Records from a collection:

++++++++

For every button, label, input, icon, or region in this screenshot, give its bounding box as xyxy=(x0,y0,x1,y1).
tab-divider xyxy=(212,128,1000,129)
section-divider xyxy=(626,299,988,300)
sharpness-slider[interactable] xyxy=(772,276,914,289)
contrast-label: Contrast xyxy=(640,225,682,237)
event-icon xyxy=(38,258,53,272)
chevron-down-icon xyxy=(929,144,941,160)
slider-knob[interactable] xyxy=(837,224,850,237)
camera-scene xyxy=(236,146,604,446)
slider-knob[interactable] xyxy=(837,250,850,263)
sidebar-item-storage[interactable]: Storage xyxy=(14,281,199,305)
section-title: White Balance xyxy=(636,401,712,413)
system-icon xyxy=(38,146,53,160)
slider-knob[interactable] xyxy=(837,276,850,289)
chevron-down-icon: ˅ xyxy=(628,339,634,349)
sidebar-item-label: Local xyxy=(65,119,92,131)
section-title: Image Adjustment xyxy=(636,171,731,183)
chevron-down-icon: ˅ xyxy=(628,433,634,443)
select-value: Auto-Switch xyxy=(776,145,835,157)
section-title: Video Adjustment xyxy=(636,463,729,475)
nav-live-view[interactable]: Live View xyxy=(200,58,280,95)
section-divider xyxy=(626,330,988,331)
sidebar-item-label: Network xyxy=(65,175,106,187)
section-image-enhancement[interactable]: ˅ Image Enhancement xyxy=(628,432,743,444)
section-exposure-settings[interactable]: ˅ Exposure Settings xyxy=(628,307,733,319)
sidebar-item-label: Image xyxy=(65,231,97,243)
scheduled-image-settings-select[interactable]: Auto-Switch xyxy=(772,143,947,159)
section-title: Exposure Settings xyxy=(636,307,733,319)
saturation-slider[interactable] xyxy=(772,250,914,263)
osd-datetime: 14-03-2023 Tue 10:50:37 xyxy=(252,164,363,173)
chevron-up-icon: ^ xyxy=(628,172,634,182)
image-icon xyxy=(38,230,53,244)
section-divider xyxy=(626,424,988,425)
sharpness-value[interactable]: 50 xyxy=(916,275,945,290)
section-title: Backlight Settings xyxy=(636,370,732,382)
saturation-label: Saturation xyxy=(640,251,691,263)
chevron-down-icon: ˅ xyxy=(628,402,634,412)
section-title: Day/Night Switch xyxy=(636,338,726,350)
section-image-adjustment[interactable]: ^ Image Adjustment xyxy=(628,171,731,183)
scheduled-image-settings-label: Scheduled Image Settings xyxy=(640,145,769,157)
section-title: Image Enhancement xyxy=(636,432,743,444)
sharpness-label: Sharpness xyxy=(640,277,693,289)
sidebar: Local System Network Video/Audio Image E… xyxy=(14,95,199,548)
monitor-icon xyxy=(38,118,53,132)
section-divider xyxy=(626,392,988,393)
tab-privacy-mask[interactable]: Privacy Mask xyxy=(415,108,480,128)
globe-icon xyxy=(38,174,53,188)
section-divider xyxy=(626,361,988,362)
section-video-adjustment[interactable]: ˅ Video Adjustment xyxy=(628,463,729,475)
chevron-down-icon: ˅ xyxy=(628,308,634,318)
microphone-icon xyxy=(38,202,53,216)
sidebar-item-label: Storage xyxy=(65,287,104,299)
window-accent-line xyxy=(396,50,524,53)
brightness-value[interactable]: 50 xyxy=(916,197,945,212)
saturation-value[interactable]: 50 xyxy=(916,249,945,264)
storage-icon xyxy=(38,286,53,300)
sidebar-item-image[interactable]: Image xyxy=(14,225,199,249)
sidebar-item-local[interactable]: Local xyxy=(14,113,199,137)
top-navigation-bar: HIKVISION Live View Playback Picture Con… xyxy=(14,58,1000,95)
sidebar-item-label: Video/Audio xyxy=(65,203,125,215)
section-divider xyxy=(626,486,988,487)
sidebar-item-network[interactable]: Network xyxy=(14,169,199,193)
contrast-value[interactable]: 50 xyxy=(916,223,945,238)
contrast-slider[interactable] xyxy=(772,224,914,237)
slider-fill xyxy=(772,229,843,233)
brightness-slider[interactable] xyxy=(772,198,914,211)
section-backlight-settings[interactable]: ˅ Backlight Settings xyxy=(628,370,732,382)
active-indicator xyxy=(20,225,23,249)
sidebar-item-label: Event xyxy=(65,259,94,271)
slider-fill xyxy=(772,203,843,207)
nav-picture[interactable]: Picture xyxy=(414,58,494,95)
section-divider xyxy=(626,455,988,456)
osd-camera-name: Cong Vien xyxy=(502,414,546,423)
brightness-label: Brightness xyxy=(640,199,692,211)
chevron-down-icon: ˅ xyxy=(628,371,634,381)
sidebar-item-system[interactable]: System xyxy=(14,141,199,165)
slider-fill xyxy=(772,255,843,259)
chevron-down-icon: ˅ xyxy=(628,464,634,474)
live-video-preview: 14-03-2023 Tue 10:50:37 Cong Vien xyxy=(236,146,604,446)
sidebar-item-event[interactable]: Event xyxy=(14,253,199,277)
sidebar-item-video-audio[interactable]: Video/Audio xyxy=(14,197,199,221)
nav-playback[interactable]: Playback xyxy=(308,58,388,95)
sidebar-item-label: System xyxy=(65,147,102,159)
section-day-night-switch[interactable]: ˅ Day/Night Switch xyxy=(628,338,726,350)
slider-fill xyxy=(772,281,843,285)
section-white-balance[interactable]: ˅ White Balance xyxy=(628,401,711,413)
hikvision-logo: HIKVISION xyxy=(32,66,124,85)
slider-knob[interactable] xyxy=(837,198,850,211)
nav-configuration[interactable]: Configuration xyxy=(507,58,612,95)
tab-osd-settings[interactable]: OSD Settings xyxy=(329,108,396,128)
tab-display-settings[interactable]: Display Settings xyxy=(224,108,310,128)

++++++++

> WHAT YOU WILL DO
Output the lines of the material word for word, beginning at the first line and continuing through the line that contains "image-icon xyxy=(38,230,53,244)".

> RESPONSE TO THE EXERCISE
For every button, label, input, icon, or region in this screenshot, give its bounding box as xyxy=(x0,y0,x1,y1).
tab-divider xyxy=(212,128,1000,129)
section-divider xyxy=(626,299,988,300)
sharpness-slider[interactable] xyxy=(772,276,914,289)
contrast-label: Contrast xyxy=(640,225,682,237)
event-icon xyxy=(38,258,53,272)
chevron-down-icon xyxy=(929,144,941,160)
slider-knob[interactable] xyxy=(837,224,850,237)
camera-scene xyxy=(236,146,604,446)
slider-knob[interactable] xyxy=(837,250,850,263)
sidebar-item-storage[interactable]: Storage xyxy=(14,281,199,305)
section-title: White Balance xyxy=(636,401,712,413)
system-icon xyxy=(38,146,53,160)
slider-knob[interactable] xyxy=(837,276,850,289)
chevron-down-icon: ˅ xyxy=(628,339,634,349)
sidebar-item-label: Local xyxy=(65,119,92,131)
section-title: Image Adjustment xyxy=(636,171,731,183)
chevron-down-icon: ˅ xyxy=(628,433,634,443)
select-value: Auto-Switch xyxy=(776,145,835,157)
section-title: Video Adjustment xyxy=(636,463,729,475)
nav-live-view[interactable]: Live View xyxy=(200,58,280,95)
section-divider xyxy=(626,330,988,331)
sidebar-item-label: Network xyxy=(65,175,106,187)
section-image-enhancement[interactable]: ˅ Image Enhancement xyxy=(628,432,743,444)
section-exposure-settings[interactable]: ˅ Exposure Settings xyxy=(628,307,733,319)
sidebar-item-label: Image xyxy=(65,231,97,243)
scheduled-image-settings-select[interactable]: Auto-Switch xyxy=(772,143,947,159)
section-title: Exposure Settings xyxy=(636,307,733,319)
saturation-slider[interactable] xyxy=(772,250,914,263)
osd-datetime: 14-03-2023 Tue 10:50:37 xyxy=(252,164,363,173)
chevron-up-icon: ^ xyxy=(628,172,634,182)
image-icon xyxy=(38,230,53,244)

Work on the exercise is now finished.